Leaving out the pictures, output the lines from the one that contains "Read all visible content and emit it as JSON." through the end of the material, exactly as they stand.
--- START OF TASK MATERIAL ---
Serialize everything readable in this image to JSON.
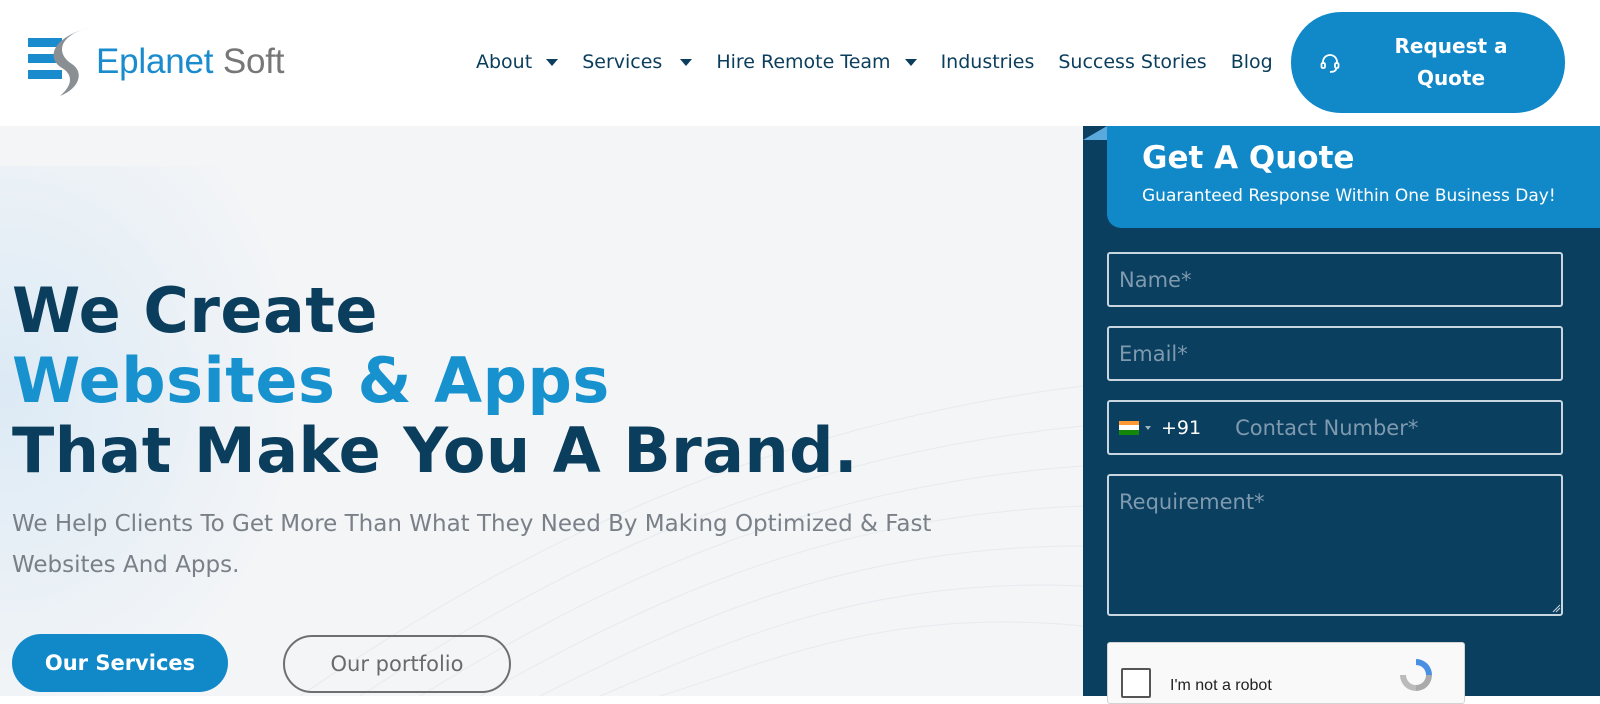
{
  "brand": {
    "name_part1": "Eplanet",
    "name_part2": "Soft",
    "colors": {
      "primary": "#1189c9",
      "navy": "#0b3d5c",
      "panel": "#0a3f60"
    }
  },
  "nav": {
    "items": [
      {
        "label": "About",
        "has_dropdown": true
      },
      {
        "label": "Services",
        "has_dropdown": true
      },
      {
        "label": "Hire Remote Team",
        "has_dropdown": true
      },
      {
        "label": "Industries",
        "has_dropdown": false
      },
      {
        "label": "Success Stories",
        "has_dropdown": false
      },
      {
        "label": "Blog",
        "has_dropdown": false
      }
    ],
    "cta": {
      "label": "Request a Quote",
      "icon": "headset-icon"
    }
  },
  "hero": {
    "line1": "We Create",
    "line2": "Websites & Apps",
    "line3": "That Make You A Brand.",
    "subtitle": "We Help Clients To Get More Than What They Need By Making Optimized & Fast Websites And Apps.",
    "btn_primary": "Our Services",
    "btn_secondary": "Our portfolio"
  },
  "quote_form": {
    "title": "Get A Quote",
    "subtitle": "Guaranteed Response Within One Business Day!",
    "name_placeholder": "Name*",
    "email_placeholder": "Email*",
    "country_flag": "india-flag-icon",
    "dial_code": "+91",
    "phone_placeholder": "Contact Number*",
    "requirement_placeholder": "Requirement*",
    "captcha_label": "I'm not a robot"
  }
}
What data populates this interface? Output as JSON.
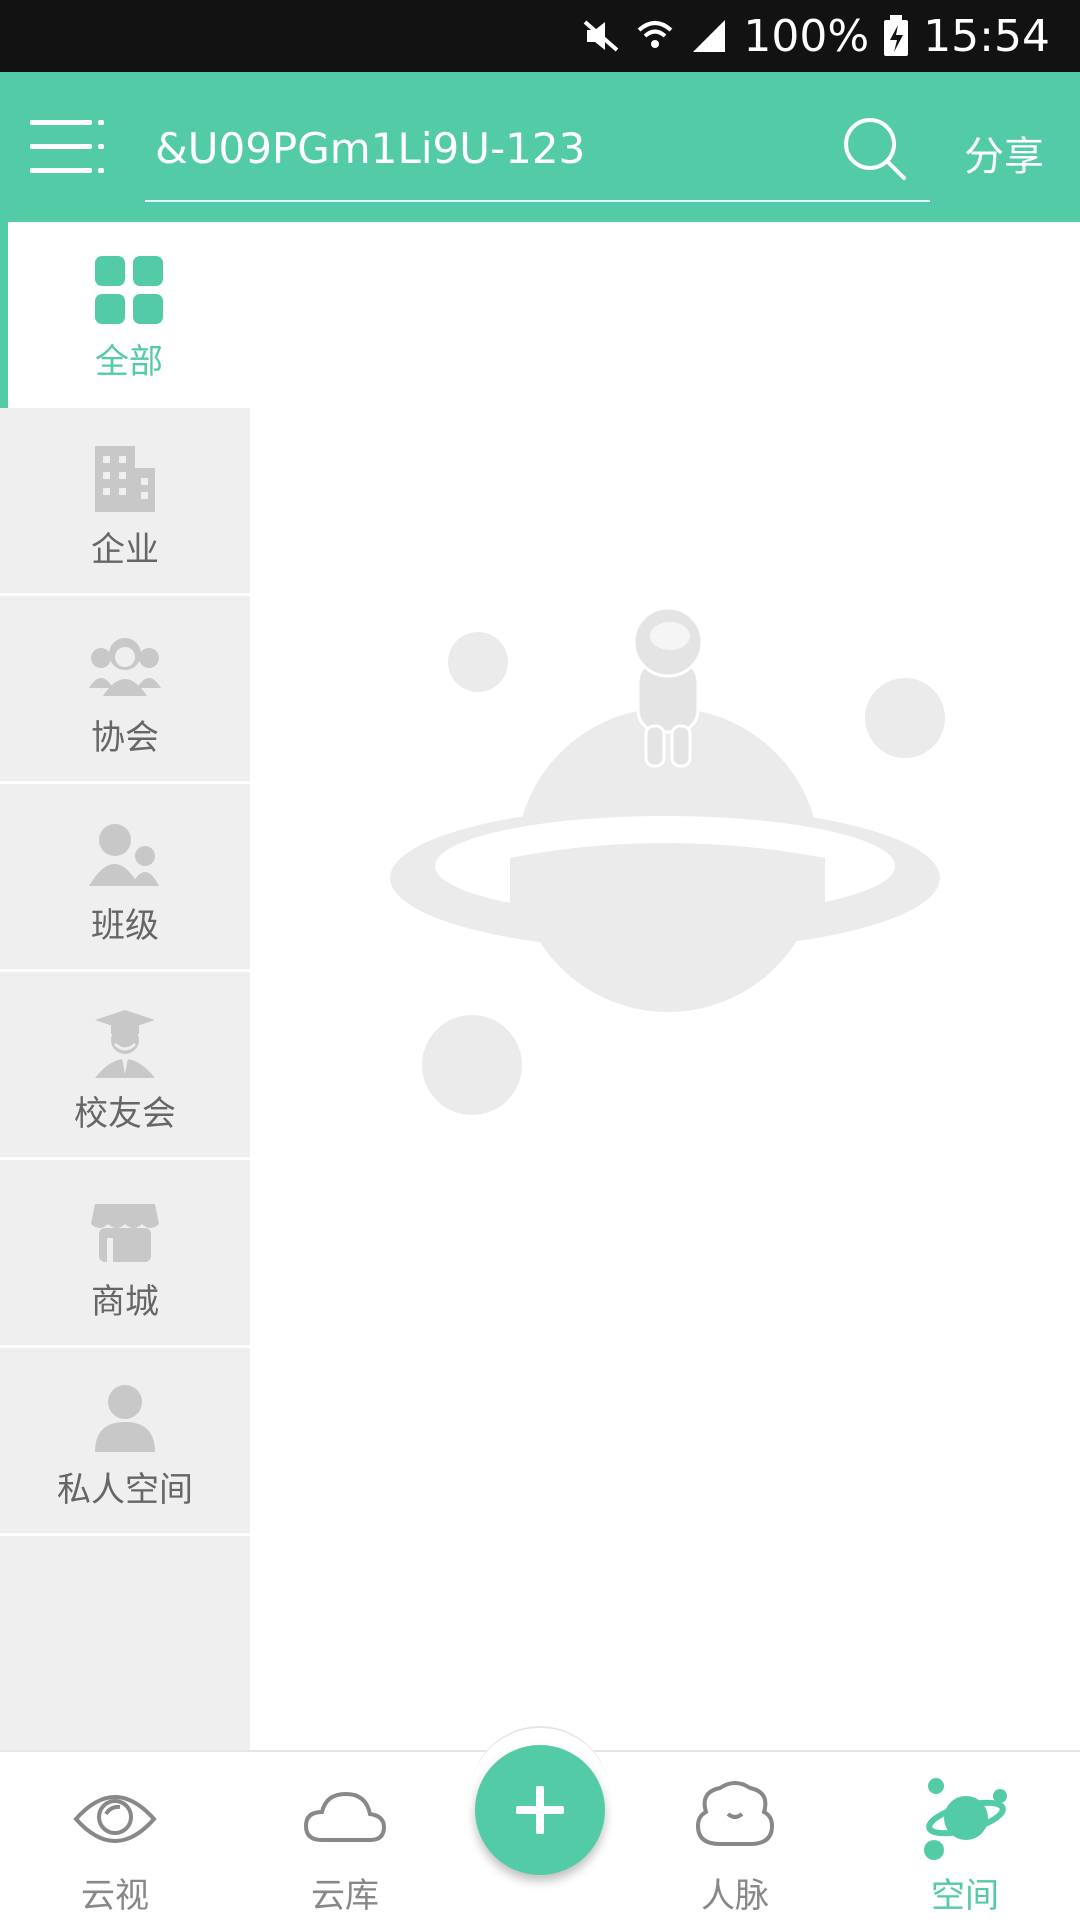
{
  "status_bar": {
    "battery": "100%",
    "time": "15:54"
  },
  "header": {
    "search_value": "&U09PGm1Li9U-123",
    "share_label": "分享"
  },
  "sidebar": {
    "items": [
      {
        "label": "全部",
        "icon": "grid-icon",
        "active": true
      },
      {
        "label": "企业",
        "icon": "building-icon"
      },
      {
        "label": "协会",
        "icon": "association-icon"
      },
      {
        "label": "班级",
        "icon": "class-icon"
      },
      {
        "label": "校友会",
        "icon": "alumni-icon"
      },
      {
        "label": "商城",
        "icon": "shop-icon"
      },
      {
        "label": "私人空间",
        "icon": "person-icon"
      }
    ]
  },
  "bottom_nav": {
    "items": [
      {
        "label": "云视",
        "icon": "eye-icon"
      },
      {
        "label": "云库",
        "icon": "cloud-icon"
      },
      {
        "label": "",
        "icon": "add-icon"
      },
      {
        "label": "人脉",
        "icon": "contacts-icon"
      },
      {
        "label": "空间",
        "icon": "planet-icon",
        "active": true
      }
    ]
  },
  "colors": {
    "accent": "#53cba7",
    "status_bar": "#121212",
    "sidebar_bg": "#efefef",
    "text_muted": "#666666"
  }
}
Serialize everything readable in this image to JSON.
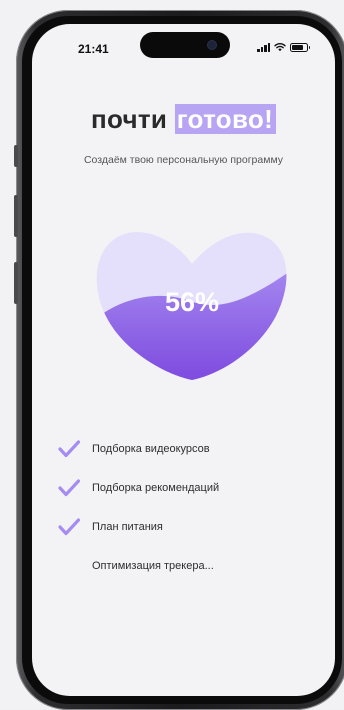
{
  "status_bar": {
    "time": "21:41",
    "battery_level": 0.8
  },
  "heading": {
    "prefix": "почти",
    "highlight": "готово!"
  },
  "subheading": "Создаём твою персональную программу",
  "progress": {
    "label": "56%",
    "value": 0.56
  },
  "checklist": [
    {
      "label": "Подборка видеокурсов",
      "done": true
    },
    {
      "label": "Подборка рекомендаций",
      "done": true
    },
    {
      "label": "План питания",
      "done": true
    },
    {
      "label": "Оптимизация трекера...",
      "done": false
    }
  ],
  "colors": {
    "accent": "#8b5fe3",
    "accent_light": "#e4dffa",
    "highlight_bg": "#b7a4f3",
    "check": "#a58cf0"
  }
}
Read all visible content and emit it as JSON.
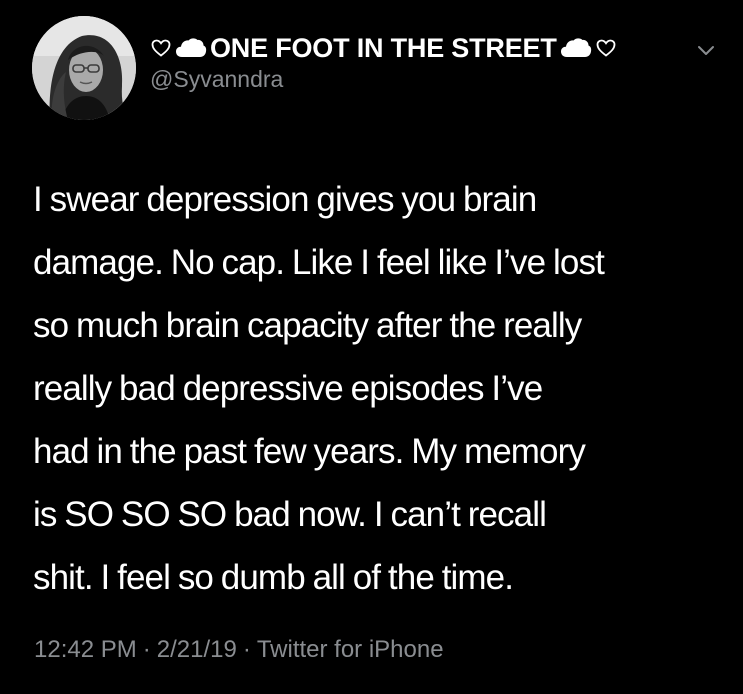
{
  "author": {
    "display_name": "ONE FOOT IN THE STREET",
    "handle": "@Syvanndra",
    "name_decorations": {
      "left": [
        "white-heart-icon",
        "cloud-icon"
      ],
      "right": [
        "cloud-icon",
        "white-heart-icon"
      ]
    },
    "avatar": "profile-photo"
  },
  "tweet": {
    "lines": [
      "I swear depression gives you brain",
      "damage. No cap. Like I feel like I’ve lost",
      "so much brain capacity after the really",
      "really bad depressive episodes I’ve",
      "had in the past few years. My memory",
      "is SO SO SO bad now. I can’t recall",
      "shit. I feel so dumb all of the time."
    ]
  },
  "meta": {
    "time": "12:42 PM",
    "date": "2/21/19",
    "source": "Twitter for iPhone",
    "separator": "·"
  },
  "icons": {
    "menu": "chevron-down-icon"
  },
  "colors": {
    "background": "#000000",
    "text": "#ffffff",
    "secondary_text": "#8a8d91"
  }
}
--- END OF TASK MATERIAL ---
OUTPUT OF THE EXERCISE:
Read all visible content and emit it as JSON.
{
  "author": {
    "display_name": "ONE FOOT IN THE STREET",
    "handle": "@Syvanndra",
    "name_decorations": {
      "left": [
        "white-heart-icon",
        "cloud-icon"
      ],
      "right": [
        "cloud-icon",
        "white-heart-icon"
      ]
    },
    "avatar": "profile-photo"
  },
  "tweet": {
    "lines": [
      "I swear depression gives you brain",
      "damage. No cap. Like I feel like I’ve lost",
      "so much brain capacity after the really",
      "really bad depressive episodes I’ve",
      "had in the past few years. My memory",
      "is SO SO SO bad now. I can’t recall",
      "shit. I feel so dumb all of the time."
    ]
  },
  "meta": {
    "time": "12:42 PM",
    "date": "2/21/19",
    "source": "Twitter for iPhone",
    "separator": "·"
  },
  "icons": {
    "menu": "chevron-down-icon"
  },
  "colors": {
    "background": "#000000",
    "text": "#ffffff",
    "secondary_text": "#8a8d91"
  }
}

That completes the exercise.